■ Instruction: Copy whichever lines contain the string "的解析式为".

— Start Extracted material —

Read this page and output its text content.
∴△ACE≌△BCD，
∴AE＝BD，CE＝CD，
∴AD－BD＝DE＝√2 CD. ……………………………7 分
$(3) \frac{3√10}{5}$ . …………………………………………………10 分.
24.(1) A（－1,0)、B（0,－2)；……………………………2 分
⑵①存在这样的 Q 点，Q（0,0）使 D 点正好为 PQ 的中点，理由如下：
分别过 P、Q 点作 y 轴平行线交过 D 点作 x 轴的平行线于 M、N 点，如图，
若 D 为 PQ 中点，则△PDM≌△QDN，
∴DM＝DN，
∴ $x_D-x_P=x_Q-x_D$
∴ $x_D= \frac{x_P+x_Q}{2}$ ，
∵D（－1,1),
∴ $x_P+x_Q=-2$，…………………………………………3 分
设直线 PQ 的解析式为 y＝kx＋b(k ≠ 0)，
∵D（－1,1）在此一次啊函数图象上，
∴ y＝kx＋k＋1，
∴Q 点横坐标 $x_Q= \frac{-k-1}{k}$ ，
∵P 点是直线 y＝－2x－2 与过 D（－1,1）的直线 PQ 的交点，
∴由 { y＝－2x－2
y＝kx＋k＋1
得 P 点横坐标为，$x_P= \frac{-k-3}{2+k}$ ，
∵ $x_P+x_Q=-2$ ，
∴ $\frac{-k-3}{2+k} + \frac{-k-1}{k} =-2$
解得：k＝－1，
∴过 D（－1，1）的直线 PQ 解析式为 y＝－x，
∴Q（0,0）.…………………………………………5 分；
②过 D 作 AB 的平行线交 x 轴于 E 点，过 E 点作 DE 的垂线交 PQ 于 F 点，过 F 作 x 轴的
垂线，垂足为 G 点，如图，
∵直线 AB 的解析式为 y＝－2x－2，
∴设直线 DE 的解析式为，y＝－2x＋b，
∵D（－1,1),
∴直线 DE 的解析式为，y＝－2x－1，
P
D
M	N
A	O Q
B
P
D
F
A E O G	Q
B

— End Extracted material —

■ Response to this task:
设直线 PQ 的解析式为 y＝kx＋b(k ≠ 0)，
∵直线 AB 的解析式为 y＝－2x－2，
∴设直线 DE 的解析式为，y＝－2x＋b，
∴直线 DE 的解析式为，y＝－2x－1，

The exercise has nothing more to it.